- [Exercise instructions]: Give the listing again in full, exactly as written.

- [Material shown]:
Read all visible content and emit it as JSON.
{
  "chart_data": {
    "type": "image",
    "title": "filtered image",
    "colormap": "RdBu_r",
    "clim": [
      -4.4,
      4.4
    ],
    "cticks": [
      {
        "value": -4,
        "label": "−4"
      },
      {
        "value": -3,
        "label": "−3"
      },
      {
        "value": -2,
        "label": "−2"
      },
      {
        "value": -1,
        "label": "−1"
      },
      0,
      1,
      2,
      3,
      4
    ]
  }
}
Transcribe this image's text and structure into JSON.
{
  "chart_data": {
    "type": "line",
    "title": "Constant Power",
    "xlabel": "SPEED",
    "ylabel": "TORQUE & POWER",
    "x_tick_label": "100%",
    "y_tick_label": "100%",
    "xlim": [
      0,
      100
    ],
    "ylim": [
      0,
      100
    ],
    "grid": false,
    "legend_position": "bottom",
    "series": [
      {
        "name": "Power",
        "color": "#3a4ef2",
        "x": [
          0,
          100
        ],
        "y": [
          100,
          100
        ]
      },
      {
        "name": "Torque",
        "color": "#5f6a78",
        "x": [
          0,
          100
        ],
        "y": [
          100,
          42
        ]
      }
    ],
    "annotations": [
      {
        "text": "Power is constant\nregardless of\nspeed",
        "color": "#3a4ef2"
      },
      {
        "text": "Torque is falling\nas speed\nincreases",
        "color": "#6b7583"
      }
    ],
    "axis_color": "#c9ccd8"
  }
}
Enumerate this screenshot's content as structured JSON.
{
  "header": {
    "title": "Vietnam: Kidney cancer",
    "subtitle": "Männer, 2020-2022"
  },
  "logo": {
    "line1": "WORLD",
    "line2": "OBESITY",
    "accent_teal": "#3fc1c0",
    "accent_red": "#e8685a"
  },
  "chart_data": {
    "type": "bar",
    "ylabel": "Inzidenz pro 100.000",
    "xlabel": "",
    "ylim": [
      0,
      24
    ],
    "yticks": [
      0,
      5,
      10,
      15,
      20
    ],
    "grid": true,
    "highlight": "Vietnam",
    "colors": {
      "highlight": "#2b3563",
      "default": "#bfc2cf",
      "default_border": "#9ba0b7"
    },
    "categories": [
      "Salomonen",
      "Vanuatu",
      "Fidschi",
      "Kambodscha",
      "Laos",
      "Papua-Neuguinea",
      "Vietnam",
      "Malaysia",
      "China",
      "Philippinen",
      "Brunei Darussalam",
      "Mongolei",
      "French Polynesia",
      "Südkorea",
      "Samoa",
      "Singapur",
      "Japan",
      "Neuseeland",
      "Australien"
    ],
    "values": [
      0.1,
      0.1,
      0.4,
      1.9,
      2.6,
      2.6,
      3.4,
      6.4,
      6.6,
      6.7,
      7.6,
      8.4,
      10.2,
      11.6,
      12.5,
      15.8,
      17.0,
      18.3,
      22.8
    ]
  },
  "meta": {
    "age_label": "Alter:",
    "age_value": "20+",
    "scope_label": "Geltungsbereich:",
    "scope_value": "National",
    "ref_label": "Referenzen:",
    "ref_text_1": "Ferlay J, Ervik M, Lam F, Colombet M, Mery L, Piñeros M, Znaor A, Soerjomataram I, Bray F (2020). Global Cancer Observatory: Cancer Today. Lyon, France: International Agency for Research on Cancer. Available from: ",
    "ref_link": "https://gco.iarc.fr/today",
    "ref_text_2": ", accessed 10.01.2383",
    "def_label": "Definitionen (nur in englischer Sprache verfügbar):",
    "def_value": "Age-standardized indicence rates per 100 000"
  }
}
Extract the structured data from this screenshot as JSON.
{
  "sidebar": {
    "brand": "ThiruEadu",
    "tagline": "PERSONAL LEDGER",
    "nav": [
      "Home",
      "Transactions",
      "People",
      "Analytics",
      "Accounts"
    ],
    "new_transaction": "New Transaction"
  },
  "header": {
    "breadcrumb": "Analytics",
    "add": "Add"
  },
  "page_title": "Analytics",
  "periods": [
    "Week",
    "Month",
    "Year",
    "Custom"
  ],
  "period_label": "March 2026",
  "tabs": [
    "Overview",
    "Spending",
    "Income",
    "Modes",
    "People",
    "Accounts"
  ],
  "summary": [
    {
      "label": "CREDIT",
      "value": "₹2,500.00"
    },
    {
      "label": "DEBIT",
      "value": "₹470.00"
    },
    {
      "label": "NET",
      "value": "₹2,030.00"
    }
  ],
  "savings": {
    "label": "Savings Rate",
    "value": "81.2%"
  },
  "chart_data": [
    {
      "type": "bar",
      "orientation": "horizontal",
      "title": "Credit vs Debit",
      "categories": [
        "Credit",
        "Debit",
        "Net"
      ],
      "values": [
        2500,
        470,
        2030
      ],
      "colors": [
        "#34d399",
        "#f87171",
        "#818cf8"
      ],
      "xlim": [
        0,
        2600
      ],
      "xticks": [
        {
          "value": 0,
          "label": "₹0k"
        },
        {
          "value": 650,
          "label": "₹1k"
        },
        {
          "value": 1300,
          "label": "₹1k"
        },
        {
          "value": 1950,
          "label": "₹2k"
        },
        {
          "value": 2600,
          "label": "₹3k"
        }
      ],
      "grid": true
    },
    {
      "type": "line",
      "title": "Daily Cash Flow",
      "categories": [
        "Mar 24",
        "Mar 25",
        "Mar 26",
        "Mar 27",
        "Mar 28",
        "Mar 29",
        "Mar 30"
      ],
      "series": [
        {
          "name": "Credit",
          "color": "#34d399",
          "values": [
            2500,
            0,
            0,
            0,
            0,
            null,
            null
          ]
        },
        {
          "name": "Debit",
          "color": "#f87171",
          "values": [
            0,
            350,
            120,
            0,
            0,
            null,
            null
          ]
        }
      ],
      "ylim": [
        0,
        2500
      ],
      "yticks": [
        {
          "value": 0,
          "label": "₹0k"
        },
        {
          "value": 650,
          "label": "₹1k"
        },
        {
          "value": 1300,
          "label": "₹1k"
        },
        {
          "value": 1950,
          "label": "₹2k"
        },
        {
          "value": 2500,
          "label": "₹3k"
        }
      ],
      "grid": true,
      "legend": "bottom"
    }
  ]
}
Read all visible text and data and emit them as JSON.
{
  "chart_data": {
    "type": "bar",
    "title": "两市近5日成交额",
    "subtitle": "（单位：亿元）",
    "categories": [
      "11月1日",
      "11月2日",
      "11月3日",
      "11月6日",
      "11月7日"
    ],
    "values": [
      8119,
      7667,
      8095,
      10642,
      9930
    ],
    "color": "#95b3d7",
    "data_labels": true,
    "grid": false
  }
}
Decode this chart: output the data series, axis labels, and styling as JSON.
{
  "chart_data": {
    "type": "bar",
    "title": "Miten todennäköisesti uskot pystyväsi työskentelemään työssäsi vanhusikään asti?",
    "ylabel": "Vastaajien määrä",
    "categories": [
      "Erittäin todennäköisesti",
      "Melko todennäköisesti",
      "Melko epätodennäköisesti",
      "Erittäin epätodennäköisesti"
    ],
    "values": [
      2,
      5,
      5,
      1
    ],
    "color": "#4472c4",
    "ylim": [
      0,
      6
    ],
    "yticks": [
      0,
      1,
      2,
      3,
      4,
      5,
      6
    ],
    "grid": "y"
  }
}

- [Answer to the task]:
Read all visible content and emit it as JSON.
{
  "chart_data": {
    "type": "image",
    "title": "filtered image",
    "colormap": "RdBu_r",
    "clim": [
      -4.4,
      4.4
    ],
    "cticks": [
      {
        "value": -4,
        "label": "−4"
      },
      {
        "value": -3,
        "label": "−3"
      },
      {
        "value": -2,
        "label": "−2"
      },
      {
        "value": -1,
        "label": "−1"
      },
      0,
      1,
      2,
      3,
      4
    ]
  }
}
Transcribe this image's text and structure into JSON.
{
  "chart_data": {
    "type": "line",
    "title": "Constant Power",
    "xlabel": "SPEED",
    "ylabel": "TORQUE & POWER",
    "x_tick_label": "100%",
    "y_tick_label": "100%",
    "xlim": [
      0,
      100
    ],
    "ylim": [
      0,
      100
    ],
    "grid": false,
    "legend_position": "bottom",
    "series": [
      {
        "name": "Power",
        "color": "#3a4ef2",
        "x": [
          0,
          100
        ],
        "y": [
          100,
          100
        ]
      },
      {
        "name": "Torque",
        "color": "#5f6a78",
        "x": [
          0,
          100
        ],
        "y": [
          100,
          42
        ]
      }
    ],
    "annotations": [
      {
        "text": "Power is constant\nregardless of\nspeed",
        "color": "#3a4ef2"
      },
      {
        "text": "Torque is falling\nas speed\nincreases",
        "color": "#6b7583"
      }
    ],
    "axis_color": "#c9ccd8"
  }
}
Enumerate this screenshot's content as structured JSON.
{
  "header": {
    "title": "Vietnam: Kidney cancer",
    "subtitle": "Männer, 2020-2022"
  },
  "logo": {
    "line1": "WORLD",
    "line2": "OBESITY",
    "accent_teal": "#3fc1c0",
    "accent_red": "#e8685a"
  },
  "chart_data": {
    "type": "bar",
    "ylabel": "Inzidenz pro 100.000",
    "xlabel": "",
    "ylim": [
      0,
      24
    ],
    "yticks": [
      0,
      5,
      10,
      15,
      20
    ],
    "grid": true,
    "highlight": "Vietnam",
    "colors": {
      "highlight": "#2b3563",
      "default": "#bfc2cf",
      "default_border": "#9ba0b7"
    },
    "categories": [
      "Salomonen",
      "Vanuatu",
      "Fidschi",
      "Kambodscha",
      "Laos",
      "Papua-Neuguinea",
      "Vietnam",
      "Malaysia",
      "China",
      "Philippinen",
      "Brunei Darussalam",
      "Mongolei",
      "French Polynesia",
      "Südkorea",
      "Samoa",
      "Singapur",
      "Japan",
      "Neuseeland",
      "Australien"
    ],
    "values": [
      0.1,
      0.1,
      0.4,
      1.9,
      2.6,
      2.6,
      3.4,
      6.4,
      6.6,
      6.7,
      7.6,
      8.4,
      10.2,
      11.6,
      12.5,
      15.8,
      17.0,
      18.3,
      22.8
    ]
  },
  "meta": {
    "age_label": "Alter:",
    "age_value": "20+",
    "scope_label": "Geltungsbereich:",
    "scope_value": "National",
    "ref_label": "Referenzen:",
    "ref_text_1": "Ferlay J, Ervik M, Lam F, Colombet M, Mery L, Piñeros M, Znaor A, Soerjomataram I, Bray F (2020). Global Cancer Observatory: Cancer Today. Lyon, France: International Agency for Research on Cancer. Available from: ",
    "ref_link": "https://gco.iarc.fr/today",
    "ref_text_2": ", accessed 10.01.2383",
    "def_label": "Definitionen (nur in englischer Sprache verfügbar):",
    "def_value": "Age-standardized indicence rates per 100 000"
  }
}
Extract the structured data from this screenshot as JSON.
{
  "sidebar": {
    "brand": "ThiruEadu",
    "tagline": "PERSONAL LEDGER",
    "nav": [
      "Home",
      "Transactions",
      "People",
      "Analytics",
      "Accounts"
    ],
    "new_transaction": "New Transaction"
  },
  "header": {
    "breadcrumb": "Analytics",
    "add": "Add"
  },
  "page_title": "Analytics",
  "periods": [
    "Week",
    "Month",
    "Year",
    "Custom"
  ],
  "period_label": "March 2026",
  "tabs": [
    "Overview",
    "Spending",
    "Income",
    "Modes",
    "People",
    "Accounts"
  ],
  "summary": [
    {
      "label": "CREDIT",
      "value": "₹2,500.00"
    },
    {
      "label": "DEBIT",
      "value": "₹470.00"
    },
    {
      "label": "NET",
      "value": "₹2,030.00"
    }
  ],
  "savings": {
    "label": "Savings Rate",
    "value": "81.2%"
  },
  "chart_data": [
    {
      "type": "bar",
      "orientation": "horizontal",
      "title": "Credit vs Debit",
      "categories": [
        "Credit",
        "Debit",
        "Net"
      ],
      "values": [
        2500,
        470,
        2030
      ],
      "colors": [
        "#34d399",
        "#f87171",
        "#818cf8"
      ],
      "xlim": [
        0,
        2600
      ],
      "xticks": [
        {
          "value": 0,
          "label": "₹0k"
        },
        {
          "value": 650,
          "label": "₹1k"
        },
        {
          "value": 1300,
          "label": "₹1k"
        },
        {
          "value": 1950,
          "label": "₹2k"
        },
        {
          "value": 2600,
          "label": "₹3k"
        }
      ],
      "grid": true
    },
    {
      "type": "line",
      "title": "Daily Cash Flow",
      "categories": [
        "Mar 24",
        "Mar 25",
        "Mar 26",
        "Mar 27",
        "Mar 28",
        "Mar 29",
        "Mar 30"
      ],
      "series": [
        {
          "name": "Credit",
          "color": "#34d399",
          "values": [
            2500,
            0,
            0,
            0,
            0,
            null,
            null
          ]
        },
        {
          "name": "Debit",
          "color": "#f87171",
          "values": [
            0,
            350,
            120,
            0,
            0,
            null,
            null
          ]
        }
      ],
      "ylim": [
        0,
        2500
      ],
      "yticks": [
        {
          "value": 0,
          "label": "₹0k"
        },
        {
          "value": 650,
          "label": "₹1k"
        },
        {
          "value": 1300,
          "label": "₹1k"
        },
        {
          "value": 1950,
          "label": "₹2k"
        },
        {
          "value": 2500,
          "label": "₹3k"
        }
      ],
      "grid": true,
      "legend": "bottom"
    }
  ]
}
Read all visible text and data and emit them as JSON.
{
  "chart_data": {
    "type": "bar",
    "title": "两市近5日成交额",
    "subtitle": "（单位：亿元）",
    "categories": [
      "11月1日",
      "11月2日",
      "11月3日",
      "11月6日",
      "11月7日"
    ],
    "values": [
      8119,
      7667,
      8095,
      10642,
      9930
    ],
    "color": "#95b3d7",
    "data_labels": true,
    "grid": false
  }
}
Decode this chart: output the data series, axis labels, and styling as JSON.
{
  "chart_data": {
    "type": "bar",
    "title": "Miten todennäköisesti uskot pystyväsi työskentelemään työssäsi vanhusikään asti?",
    "ylabel": "Vastaajien määrä",
    "categories": [
      "Erittäin todennäköisesti",
      "Melko todennäköisesti",
      "Melko epätodennäköisesti",
      "Erittäin epätodennäköisesti"
    ],
    "values": [
      2,
      5,
      5,
      1
    ],
    "color": "#4472c4",
    "ylim": [
      0,
      6
    ],
    "yticks": [
      0,
      1,
      2,
      3,
      4,
      5,
      6
    ],
    "grid": "y"
  }
}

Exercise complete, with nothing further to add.